AIM: Extract exactly and only the lines of the data below, starting at the line with "Read all visible content and emit it as JSON." and stopping after the final line.

EXERCISE INPUT:
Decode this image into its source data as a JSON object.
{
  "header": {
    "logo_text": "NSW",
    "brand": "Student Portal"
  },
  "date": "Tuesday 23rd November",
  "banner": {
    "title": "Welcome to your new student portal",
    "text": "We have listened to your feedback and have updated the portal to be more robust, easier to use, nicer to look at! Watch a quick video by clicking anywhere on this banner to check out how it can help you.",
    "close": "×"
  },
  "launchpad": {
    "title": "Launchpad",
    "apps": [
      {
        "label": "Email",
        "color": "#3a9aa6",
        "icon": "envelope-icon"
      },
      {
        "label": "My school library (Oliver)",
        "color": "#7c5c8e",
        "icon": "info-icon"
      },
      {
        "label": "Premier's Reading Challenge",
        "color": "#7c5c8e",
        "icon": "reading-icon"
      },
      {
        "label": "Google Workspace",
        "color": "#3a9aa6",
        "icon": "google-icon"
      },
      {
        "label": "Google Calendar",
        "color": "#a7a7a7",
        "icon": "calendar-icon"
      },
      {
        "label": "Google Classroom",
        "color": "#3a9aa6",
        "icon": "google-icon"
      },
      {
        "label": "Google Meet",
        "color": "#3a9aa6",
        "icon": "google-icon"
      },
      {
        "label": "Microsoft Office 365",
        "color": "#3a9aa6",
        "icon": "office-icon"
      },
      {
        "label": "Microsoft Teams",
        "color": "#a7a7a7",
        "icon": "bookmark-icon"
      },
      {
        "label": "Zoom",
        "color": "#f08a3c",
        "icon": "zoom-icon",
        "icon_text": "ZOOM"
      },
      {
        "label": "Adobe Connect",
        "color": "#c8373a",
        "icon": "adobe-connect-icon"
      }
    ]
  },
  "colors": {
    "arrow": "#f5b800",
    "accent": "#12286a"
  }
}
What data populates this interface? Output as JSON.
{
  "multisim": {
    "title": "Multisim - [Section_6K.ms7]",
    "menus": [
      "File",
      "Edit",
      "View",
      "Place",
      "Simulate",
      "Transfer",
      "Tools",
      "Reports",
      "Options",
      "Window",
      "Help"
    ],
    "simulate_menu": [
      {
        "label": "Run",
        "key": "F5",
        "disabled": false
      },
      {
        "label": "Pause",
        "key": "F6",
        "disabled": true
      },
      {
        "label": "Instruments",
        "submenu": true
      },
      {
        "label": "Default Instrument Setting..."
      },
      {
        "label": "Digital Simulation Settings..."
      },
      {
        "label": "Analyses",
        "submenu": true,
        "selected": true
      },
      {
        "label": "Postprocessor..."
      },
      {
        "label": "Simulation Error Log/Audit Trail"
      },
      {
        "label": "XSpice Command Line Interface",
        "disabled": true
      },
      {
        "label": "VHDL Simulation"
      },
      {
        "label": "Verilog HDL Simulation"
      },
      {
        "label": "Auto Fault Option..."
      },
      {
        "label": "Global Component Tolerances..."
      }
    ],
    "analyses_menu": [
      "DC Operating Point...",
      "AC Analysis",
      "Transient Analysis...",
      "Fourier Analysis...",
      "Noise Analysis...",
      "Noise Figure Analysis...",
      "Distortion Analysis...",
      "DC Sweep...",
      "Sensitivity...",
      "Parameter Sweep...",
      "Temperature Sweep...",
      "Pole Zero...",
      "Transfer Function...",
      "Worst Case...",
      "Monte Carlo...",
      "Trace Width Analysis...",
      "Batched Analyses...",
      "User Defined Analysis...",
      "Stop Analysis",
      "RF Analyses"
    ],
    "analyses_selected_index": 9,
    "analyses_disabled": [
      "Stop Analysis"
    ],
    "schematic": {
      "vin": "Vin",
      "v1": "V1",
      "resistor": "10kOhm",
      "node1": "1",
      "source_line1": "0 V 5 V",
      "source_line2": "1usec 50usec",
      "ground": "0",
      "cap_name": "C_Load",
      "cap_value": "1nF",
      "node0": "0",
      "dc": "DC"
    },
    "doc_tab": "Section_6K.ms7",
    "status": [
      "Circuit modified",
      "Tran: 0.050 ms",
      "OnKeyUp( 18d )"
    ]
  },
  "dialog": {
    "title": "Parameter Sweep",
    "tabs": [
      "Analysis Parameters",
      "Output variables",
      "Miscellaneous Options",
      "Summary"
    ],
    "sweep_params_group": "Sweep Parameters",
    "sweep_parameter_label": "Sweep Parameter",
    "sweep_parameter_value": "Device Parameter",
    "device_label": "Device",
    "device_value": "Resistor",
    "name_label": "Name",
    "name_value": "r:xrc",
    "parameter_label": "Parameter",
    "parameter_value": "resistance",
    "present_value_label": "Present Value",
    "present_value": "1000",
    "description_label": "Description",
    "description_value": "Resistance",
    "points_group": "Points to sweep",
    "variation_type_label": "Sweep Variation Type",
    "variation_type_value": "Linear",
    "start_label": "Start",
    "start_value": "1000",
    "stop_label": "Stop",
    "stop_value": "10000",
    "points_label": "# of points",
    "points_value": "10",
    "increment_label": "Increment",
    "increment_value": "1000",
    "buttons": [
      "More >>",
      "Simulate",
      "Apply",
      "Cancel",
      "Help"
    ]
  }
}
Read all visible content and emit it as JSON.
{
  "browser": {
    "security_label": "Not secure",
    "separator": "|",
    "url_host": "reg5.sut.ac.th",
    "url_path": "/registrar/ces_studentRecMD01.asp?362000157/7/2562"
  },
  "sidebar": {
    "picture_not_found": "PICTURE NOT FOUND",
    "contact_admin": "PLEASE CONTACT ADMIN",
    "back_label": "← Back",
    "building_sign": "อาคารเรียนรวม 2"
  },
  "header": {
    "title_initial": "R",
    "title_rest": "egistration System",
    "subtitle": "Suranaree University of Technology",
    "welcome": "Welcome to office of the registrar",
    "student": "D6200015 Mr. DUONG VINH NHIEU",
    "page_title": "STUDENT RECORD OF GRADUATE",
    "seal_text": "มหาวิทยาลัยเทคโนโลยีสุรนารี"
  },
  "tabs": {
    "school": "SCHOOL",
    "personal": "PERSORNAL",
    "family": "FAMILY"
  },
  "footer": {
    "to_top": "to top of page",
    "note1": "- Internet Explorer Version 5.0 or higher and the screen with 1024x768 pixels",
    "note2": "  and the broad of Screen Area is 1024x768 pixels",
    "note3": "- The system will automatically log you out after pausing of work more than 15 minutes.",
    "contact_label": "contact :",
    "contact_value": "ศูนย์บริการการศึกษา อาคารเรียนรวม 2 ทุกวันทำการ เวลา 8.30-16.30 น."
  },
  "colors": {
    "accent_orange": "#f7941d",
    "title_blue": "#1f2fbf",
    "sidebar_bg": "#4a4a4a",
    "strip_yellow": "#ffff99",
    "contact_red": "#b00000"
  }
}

SOLUTION TO THE PROBLEM:
Read all visible content and emit it as JSON.
{
  "browser": {
    "security_label": "Not secure",
    "separator": "|",
    "url_host": "reg5.sut.ac.th",
    "url_path": "/registrar/ces_studentRecMD01.asp?362000157/7/2562"
  },
  "sidebar": {
    "picture_not_found": "PICTURE NOT FOUND",
    "contact_admin": "PLEASE CONTACT ADMIN",
    "back_label": "← Back",
    "building_sign": "อาคารเรียนรวม 2"
  },
  "header": {
    "title_initial": "R",
    "title_rest": "egistration System",
    "subtitle": "Suranaree University of Technology",
    "welcome": "Welcome to office of the registrar",
    "student": "D6200015 Mr. DUONG VINH NHIEU",
    "page_title": "STUDENT RECORD OF GRADUATE",
    "seal_text": "มหาวิทยาลัยเทคโนโลยีสุรนารี"
  },
  "tabs": {
    "school": "SCHOOL",
    "personal": "PERSORNAL",
    "family": "FAMILY"
  },
  "footer": {
    "to_top": "to top of page",
    "note1": "- Internet Explorer Version 5.0 or higher and the screen with 1024x768 pixels",
    "note2": "  and the broad of Screen Area is 1024x768 pixels",
    "note3": "- The system will automatically log you out after pausing of work more than 15 minutes.",
    "contact_label": "contact :",
    "contact_value": "ศูนย์บริการการศึกษา อาคารเรียนรวม 2 ทุกวันทำการ เวลา 8.30-16.30 น."
  },
  "colors": {
    "accent_orange": "#f7941d",
    "title_blue": "#1f2fbf",
    "sidebar_bg": "#4a4a4a",
    "strip_yellow": "#ffff99",
    "contact_red": "#b00000"
  }
}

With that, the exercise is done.